— START OF TASK DATA —
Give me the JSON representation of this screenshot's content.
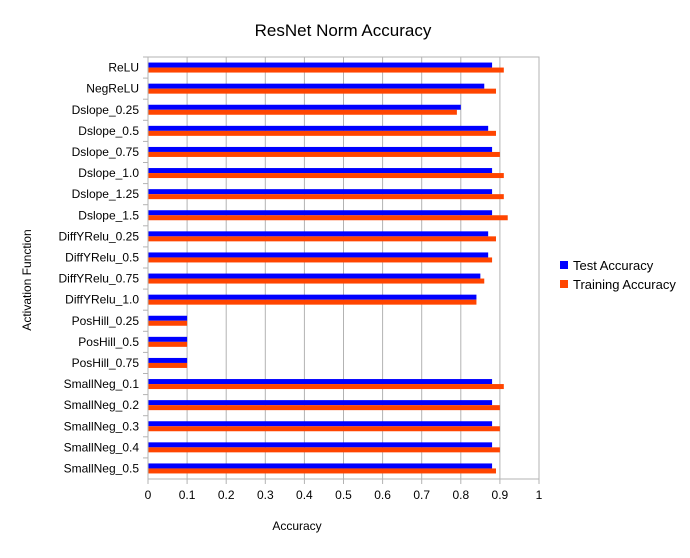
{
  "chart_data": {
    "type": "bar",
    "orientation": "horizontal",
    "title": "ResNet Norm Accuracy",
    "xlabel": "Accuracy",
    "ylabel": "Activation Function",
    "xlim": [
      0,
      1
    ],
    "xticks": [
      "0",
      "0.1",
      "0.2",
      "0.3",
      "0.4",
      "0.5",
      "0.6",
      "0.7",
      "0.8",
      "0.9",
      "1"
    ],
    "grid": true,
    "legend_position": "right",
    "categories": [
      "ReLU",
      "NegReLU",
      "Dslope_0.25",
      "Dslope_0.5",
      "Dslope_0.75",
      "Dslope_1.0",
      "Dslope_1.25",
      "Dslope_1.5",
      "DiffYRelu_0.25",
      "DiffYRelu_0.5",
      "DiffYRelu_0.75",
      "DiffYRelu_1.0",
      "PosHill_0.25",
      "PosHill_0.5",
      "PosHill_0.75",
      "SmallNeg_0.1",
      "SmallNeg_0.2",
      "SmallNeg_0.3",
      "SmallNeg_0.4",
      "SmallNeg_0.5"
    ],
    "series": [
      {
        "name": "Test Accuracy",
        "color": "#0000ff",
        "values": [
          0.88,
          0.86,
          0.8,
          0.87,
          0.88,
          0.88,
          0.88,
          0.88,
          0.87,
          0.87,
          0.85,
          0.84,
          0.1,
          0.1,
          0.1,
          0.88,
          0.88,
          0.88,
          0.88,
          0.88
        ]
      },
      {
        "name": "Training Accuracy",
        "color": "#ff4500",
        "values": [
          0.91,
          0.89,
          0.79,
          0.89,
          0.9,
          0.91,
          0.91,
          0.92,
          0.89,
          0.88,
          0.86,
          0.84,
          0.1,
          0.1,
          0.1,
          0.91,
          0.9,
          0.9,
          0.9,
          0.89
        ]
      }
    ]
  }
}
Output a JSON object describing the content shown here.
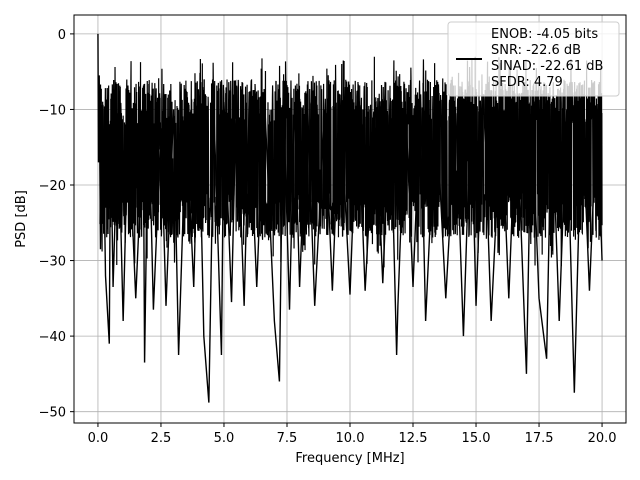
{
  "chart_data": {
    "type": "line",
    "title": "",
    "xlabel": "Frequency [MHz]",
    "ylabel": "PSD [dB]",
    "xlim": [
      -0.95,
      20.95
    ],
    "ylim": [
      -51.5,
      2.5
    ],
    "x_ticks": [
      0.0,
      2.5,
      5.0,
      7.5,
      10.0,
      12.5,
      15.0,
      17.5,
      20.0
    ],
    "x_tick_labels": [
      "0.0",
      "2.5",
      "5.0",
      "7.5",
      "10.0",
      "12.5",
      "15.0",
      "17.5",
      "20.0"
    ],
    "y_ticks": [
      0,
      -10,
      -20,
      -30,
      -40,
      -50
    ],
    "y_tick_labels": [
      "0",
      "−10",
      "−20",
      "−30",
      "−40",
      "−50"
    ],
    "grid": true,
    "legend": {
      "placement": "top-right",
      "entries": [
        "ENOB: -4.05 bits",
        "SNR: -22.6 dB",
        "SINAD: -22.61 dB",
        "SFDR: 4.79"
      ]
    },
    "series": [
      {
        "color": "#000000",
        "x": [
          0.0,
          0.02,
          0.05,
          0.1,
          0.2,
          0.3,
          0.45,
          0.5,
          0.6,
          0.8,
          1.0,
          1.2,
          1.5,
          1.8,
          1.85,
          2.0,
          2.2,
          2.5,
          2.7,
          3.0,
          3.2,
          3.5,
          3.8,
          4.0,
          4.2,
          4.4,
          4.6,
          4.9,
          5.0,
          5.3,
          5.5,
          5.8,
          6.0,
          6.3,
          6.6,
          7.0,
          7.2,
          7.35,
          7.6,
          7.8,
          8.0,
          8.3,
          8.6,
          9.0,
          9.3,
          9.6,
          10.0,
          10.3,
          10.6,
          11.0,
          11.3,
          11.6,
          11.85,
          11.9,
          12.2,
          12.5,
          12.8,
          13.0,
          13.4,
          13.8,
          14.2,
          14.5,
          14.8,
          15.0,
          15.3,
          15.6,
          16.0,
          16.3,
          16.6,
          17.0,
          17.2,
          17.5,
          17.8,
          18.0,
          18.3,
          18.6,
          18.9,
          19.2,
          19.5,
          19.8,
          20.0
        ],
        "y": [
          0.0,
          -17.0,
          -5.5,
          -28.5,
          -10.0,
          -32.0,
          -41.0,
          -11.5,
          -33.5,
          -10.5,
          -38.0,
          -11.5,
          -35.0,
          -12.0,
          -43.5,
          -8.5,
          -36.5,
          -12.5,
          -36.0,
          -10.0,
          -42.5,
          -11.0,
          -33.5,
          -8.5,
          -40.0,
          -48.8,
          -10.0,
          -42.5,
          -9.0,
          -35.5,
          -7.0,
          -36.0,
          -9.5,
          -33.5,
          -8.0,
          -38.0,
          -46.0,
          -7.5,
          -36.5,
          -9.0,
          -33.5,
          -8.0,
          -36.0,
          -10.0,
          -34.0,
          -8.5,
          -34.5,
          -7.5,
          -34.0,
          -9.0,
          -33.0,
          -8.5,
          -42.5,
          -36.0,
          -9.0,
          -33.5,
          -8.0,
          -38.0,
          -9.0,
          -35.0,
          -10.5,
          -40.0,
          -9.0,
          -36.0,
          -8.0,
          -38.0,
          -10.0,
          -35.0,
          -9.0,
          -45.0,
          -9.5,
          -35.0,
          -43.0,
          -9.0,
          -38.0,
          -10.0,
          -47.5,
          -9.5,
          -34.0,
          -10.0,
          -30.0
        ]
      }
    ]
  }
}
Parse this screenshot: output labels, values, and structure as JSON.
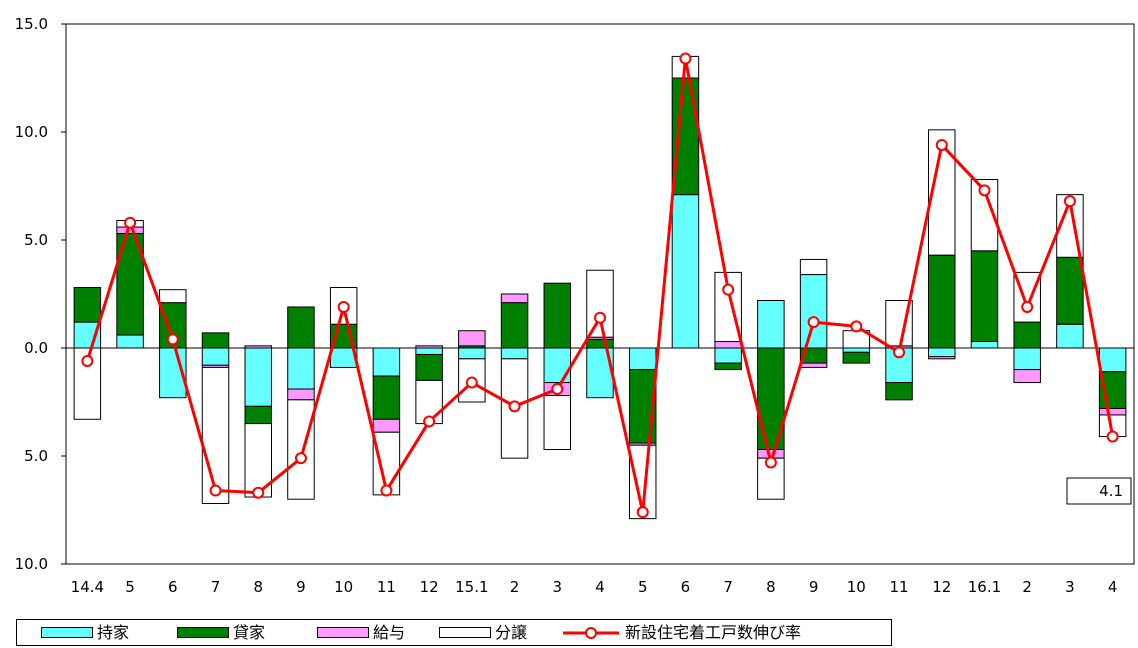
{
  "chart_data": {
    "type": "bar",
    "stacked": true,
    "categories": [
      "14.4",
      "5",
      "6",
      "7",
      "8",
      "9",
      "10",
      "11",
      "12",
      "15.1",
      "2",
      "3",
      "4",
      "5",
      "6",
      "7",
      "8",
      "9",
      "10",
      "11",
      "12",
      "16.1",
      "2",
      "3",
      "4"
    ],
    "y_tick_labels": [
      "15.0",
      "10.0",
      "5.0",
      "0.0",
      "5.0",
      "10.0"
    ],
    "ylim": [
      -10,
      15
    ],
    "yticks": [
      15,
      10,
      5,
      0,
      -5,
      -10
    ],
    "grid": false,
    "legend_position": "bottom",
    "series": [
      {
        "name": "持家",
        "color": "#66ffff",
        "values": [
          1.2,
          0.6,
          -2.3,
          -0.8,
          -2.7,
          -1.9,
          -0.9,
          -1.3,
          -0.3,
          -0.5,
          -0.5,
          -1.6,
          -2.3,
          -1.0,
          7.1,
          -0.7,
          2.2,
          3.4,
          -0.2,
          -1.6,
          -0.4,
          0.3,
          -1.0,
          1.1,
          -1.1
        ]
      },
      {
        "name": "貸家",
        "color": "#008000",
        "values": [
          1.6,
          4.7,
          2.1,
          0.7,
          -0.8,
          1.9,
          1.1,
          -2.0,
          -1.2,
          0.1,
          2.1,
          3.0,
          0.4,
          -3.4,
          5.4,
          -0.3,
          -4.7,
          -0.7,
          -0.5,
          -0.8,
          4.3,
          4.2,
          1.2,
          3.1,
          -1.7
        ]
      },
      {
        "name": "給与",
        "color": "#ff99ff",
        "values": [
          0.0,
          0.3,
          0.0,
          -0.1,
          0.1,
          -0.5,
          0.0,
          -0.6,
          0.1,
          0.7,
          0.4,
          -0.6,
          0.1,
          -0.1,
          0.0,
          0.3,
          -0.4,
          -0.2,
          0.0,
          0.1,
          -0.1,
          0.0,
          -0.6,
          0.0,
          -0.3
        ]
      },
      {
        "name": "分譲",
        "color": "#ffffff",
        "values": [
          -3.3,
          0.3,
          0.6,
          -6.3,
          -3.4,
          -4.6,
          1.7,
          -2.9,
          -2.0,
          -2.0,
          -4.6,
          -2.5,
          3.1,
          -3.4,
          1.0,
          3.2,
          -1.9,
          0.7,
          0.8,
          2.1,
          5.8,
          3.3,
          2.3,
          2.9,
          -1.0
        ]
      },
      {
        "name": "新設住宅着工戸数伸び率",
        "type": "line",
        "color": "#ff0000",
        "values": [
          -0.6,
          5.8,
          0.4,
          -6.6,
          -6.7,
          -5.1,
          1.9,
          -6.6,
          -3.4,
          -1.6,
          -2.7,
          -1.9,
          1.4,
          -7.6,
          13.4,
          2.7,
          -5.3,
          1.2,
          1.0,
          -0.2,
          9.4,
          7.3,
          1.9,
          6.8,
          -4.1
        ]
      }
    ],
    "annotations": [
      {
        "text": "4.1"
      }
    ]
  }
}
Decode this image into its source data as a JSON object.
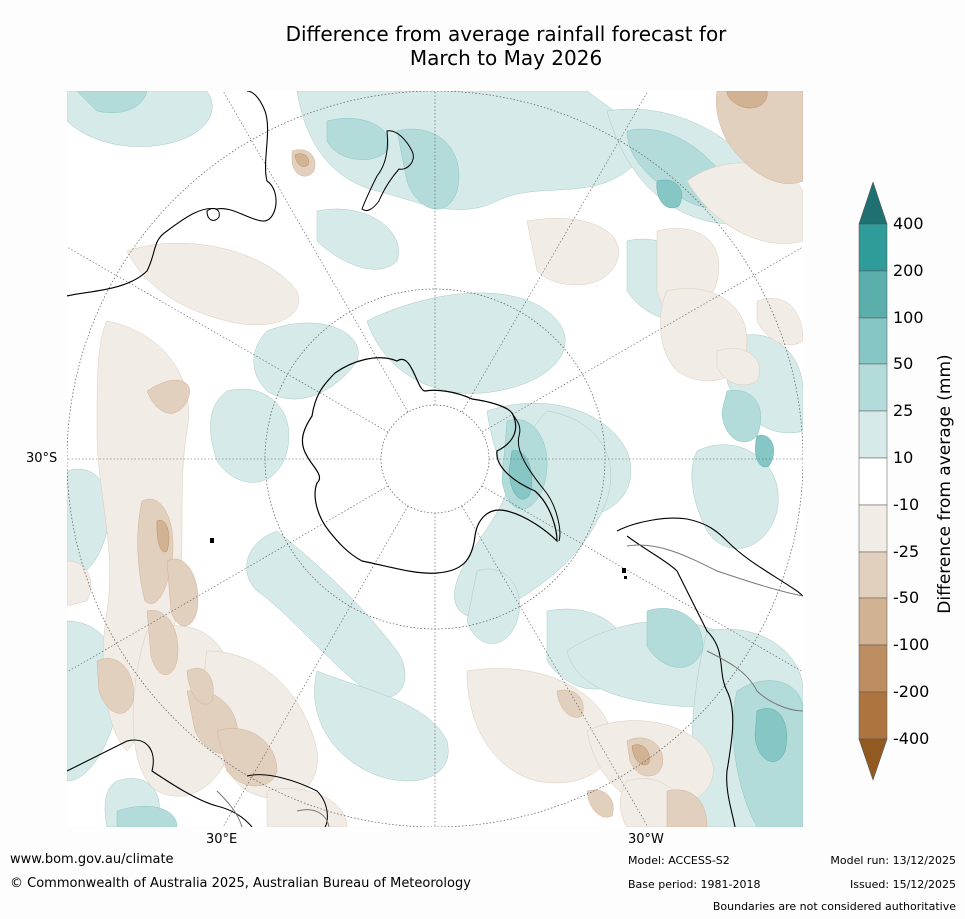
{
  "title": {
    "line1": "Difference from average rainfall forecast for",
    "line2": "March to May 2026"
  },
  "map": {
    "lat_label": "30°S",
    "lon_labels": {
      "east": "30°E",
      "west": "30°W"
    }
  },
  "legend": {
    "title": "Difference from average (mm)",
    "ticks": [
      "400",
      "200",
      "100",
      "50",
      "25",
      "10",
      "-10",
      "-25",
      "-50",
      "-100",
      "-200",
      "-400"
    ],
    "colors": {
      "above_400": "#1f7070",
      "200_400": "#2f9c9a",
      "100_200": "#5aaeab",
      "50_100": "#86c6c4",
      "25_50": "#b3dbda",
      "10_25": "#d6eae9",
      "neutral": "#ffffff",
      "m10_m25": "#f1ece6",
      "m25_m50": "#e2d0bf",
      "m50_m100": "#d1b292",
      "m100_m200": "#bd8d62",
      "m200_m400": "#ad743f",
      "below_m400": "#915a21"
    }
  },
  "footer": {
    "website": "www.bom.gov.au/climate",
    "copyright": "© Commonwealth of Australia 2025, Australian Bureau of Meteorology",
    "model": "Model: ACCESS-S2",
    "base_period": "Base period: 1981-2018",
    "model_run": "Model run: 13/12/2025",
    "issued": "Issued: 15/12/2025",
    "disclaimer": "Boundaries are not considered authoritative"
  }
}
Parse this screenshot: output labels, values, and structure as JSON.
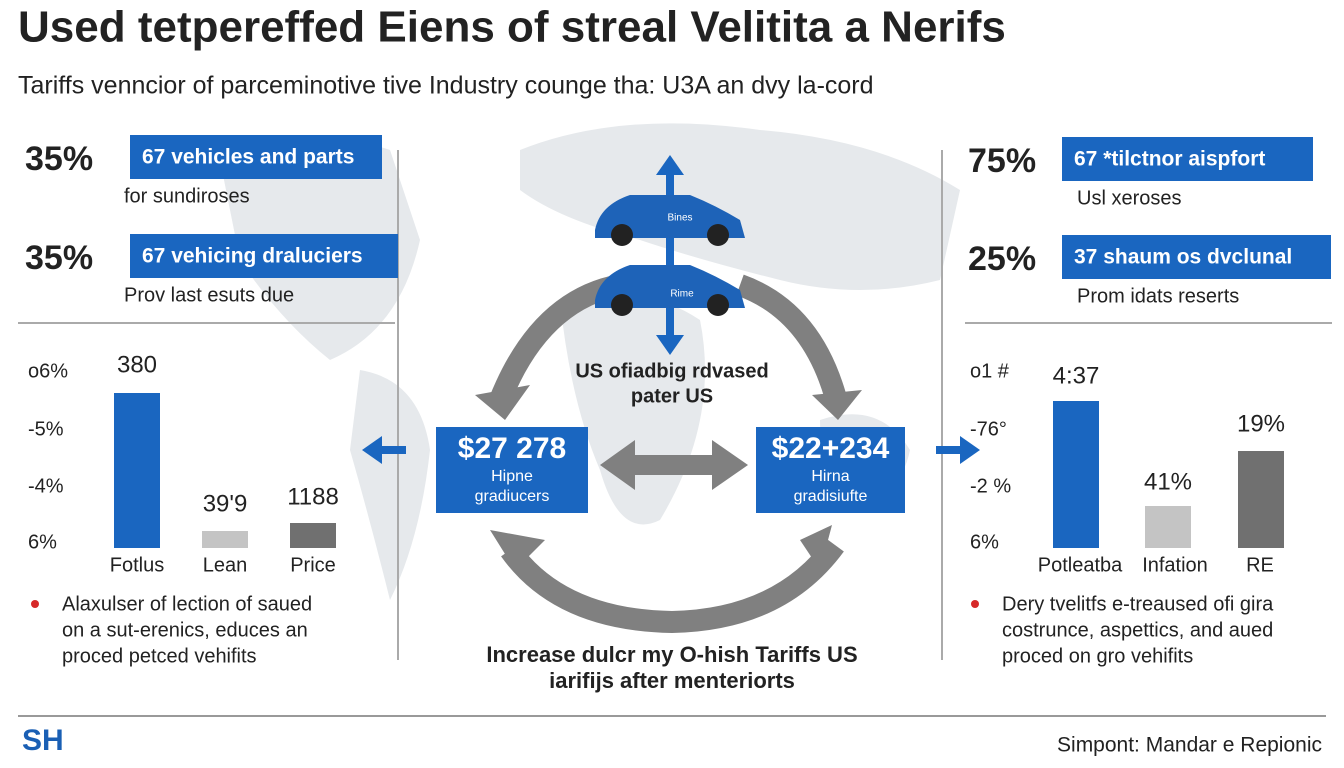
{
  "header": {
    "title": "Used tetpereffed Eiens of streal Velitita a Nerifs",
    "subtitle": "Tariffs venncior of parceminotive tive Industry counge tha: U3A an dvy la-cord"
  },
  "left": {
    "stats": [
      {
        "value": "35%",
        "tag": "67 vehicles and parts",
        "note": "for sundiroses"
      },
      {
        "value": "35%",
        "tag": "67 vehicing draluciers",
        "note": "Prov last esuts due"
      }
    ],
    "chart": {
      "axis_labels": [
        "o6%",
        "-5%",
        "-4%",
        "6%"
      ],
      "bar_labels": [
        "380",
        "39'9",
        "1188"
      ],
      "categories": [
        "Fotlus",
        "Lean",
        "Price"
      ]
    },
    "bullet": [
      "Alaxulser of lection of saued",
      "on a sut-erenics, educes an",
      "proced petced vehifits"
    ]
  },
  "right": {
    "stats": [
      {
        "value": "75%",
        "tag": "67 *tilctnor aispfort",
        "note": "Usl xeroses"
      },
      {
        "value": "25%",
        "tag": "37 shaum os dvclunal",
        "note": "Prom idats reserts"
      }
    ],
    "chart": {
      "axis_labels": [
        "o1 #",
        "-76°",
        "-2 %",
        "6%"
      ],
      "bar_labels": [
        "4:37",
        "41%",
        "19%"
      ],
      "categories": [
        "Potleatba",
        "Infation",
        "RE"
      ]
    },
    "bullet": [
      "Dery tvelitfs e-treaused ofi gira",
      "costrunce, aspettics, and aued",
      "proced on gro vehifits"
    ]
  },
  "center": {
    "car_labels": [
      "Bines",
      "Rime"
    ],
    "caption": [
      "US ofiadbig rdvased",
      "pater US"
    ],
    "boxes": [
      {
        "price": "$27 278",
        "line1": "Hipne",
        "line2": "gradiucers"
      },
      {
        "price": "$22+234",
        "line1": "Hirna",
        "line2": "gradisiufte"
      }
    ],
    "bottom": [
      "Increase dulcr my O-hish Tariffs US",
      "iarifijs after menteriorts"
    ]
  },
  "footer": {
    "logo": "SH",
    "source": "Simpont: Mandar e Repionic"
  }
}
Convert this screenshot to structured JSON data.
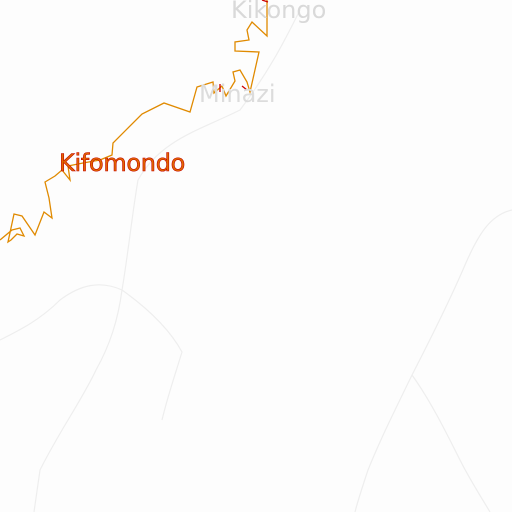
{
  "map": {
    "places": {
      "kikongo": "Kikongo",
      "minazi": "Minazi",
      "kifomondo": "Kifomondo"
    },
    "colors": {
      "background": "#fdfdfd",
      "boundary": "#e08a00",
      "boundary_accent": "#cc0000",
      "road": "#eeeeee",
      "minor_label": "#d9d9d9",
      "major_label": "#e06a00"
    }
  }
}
— END OF TASK DATA —
▸ **STATED PROBLEM**
Read the lines above. Gather those in which the string "type" is found.

▸ **ANSWER**
    "type": "bar",
    "type": "line",
    "type": "bar",
        "type": "line",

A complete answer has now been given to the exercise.